Available data:
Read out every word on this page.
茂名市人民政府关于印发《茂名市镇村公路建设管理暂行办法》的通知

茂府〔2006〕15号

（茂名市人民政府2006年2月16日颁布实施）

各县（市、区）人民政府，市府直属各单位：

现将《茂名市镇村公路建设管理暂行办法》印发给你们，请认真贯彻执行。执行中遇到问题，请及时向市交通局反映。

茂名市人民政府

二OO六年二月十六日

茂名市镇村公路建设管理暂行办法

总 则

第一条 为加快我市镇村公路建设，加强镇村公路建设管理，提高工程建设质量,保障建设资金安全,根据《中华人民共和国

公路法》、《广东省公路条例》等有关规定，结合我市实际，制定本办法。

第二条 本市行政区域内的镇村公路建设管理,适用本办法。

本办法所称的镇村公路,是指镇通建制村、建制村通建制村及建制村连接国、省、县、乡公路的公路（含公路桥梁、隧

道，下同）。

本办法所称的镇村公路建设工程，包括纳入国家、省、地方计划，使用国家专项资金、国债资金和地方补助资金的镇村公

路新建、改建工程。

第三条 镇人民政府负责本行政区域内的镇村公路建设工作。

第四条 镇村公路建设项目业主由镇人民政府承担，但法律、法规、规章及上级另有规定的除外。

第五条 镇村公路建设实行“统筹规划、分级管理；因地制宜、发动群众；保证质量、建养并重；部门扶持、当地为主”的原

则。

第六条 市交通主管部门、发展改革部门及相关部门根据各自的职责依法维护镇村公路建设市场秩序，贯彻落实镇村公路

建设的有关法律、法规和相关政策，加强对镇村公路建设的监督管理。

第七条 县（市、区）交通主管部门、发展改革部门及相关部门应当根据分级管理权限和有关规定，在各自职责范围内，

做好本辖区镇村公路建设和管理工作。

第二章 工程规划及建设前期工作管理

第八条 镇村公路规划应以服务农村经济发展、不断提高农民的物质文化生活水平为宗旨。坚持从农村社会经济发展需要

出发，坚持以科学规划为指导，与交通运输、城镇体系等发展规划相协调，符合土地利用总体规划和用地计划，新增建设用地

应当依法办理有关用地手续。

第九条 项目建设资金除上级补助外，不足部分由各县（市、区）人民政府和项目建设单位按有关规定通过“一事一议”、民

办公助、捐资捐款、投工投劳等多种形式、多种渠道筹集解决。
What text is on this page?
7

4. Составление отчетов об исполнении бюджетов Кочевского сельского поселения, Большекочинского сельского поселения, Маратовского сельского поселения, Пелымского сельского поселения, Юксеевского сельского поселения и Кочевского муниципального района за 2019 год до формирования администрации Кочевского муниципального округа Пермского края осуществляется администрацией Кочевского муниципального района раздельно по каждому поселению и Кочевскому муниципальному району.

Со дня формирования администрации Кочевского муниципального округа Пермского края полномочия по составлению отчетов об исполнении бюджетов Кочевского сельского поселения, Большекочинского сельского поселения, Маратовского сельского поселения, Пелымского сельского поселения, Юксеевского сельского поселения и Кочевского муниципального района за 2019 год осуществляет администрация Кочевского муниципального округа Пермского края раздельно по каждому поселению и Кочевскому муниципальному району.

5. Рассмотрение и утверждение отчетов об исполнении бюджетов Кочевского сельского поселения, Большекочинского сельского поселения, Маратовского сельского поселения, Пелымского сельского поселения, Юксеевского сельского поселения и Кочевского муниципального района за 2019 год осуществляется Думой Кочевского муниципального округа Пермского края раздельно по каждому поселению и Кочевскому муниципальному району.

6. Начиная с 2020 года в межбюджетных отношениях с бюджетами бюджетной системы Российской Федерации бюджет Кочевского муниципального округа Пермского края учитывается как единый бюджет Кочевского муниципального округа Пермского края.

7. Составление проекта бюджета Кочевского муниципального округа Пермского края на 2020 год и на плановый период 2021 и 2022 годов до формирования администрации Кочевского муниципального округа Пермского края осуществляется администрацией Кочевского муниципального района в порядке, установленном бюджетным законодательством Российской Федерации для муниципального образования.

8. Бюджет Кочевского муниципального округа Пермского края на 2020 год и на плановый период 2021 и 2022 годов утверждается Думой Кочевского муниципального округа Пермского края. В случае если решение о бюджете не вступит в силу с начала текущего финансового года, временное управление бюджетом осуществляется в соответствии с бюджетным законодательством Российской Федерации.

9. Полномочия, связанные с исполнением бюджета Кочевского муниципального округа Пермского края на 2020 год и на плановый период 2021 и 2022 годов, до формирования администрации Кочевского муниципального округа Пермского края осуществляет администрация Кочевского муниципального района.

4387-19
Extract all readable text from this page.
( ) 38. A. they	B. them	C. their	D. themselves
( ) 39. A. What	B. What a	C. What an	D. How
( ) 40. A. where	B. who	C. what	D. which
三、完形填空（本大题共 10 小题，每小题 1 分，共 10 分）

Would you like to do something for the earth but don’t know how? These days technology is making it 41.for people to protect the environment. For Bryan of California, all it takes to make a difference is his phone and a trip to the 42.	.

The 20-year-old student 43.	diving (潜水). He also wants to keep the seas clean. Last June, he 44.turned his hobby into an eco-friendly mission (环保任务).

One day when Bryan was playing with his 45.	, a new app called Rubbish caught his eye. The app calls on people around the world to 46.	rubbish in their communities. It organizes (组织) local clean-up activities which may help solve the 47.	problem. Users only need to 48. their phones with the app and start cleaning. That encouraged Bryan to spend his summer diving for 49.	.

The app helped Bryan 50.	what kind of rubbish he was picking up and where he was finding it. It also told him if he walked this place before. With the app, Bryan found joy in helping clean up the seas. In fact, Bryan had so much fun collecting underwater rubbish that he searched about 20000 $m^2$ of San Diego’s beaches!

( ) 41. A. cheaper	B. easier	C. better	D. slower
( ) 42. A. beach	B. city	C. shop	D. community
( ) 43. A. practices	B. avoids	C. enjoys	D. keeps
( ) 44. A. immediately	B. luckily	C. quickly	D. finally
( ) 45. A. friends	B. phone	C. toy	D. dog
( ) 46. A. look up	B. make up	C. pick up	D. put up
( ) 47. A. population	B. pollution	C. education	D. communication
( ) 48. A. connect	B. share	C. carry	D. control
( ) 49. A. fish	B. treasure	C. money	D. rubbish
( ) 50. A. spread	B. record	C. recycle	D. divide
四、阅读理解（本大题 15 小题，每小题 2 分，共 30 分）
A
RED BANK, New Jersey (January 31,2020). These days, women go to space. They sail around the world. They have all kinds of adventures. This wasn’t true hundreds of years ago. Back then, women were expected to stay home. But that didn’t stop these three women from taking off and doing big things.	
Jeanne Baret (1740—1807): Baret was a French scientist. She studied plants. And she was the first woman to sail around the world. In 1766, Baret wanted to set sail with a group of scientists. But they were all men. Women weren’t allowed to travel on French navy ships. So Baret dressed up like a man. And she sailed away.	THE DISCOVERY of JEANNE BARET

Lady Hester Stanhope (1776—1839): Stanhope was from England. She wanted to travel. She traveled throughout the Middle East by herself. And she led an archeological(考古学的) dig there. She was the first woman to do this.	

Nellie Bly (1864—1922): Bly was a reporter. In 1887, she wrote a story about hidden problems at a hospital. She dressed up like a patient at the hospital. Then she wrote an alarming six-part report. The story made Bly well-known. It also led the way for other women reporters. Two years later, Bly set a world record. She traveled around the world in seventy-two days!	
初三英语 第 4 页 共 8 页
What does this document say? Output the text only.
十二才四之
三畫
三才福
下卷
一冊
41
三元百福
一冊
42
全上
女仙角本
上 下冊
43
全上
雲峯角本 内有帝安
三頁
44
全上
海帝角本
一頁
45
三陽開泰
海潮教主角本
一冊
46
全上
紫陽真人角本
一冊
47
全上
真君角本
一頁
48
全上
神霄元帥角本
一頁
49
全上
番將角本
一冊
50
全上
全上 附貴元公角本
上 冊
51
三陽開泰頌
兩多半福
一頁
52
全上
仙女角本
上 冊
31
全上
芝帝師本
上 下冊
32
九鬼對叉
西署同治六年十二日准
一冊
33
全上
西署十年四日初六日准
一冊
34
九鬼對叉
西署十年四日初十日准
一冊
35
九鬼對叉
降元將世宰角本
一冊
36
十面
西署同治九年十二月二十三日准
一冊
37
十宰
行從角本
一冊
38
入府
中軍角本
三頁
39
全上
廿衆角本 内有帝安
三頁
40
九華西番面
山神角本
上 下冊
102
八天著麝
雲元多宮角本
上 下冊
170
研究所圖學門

Problem description: Repeat exactly, and only, the lines from the line with "What does this" through the end of the listing above, both ends included.

Result:
What does this document say? Output the text only.
十二才四之
三畫
三才福
下卷
一冊
41
三元百福
一冊
42
全上
女仙角本
上 下冊
43
全上
雲峯角本 内有帝安
三頁
44
全上
海帝角本
一頁
45
三陽開泰
海潮教主角本
一冊
46
全上
紫陽真人角本
一冊
47
全上
真君角本
一頁
48
全上
神霄元帥角本
一頁
49
全上
番將角本
一冊
50
全上
全上 附貴元公角本
上 冊
51
三陽開泰頌
兩多半福
一頁
52
全上
仙女角本
上 冊
31
全上
芝帝師本
上 下冊
32
九鬼對叉
西署同治六年十二日准
一冊
33
全上
西署十年四日初六日准
一冊
34
九鬼對叉
西署十年四日初十日准
一冊
35
九鬼對叉
降元將世宰角本
一冊
36
十面
西署同治九年十二月二十三日准
一冊
37
十宰
行從角本
一冊
38
入府
中軍角本
三頁
39
全上
廿衆角本 内有帝安
三頁
40
九華西番面
山神角本
上 下冊
102
八天著麝
雲元多宮角本
上 下冊
170
研究所圖學門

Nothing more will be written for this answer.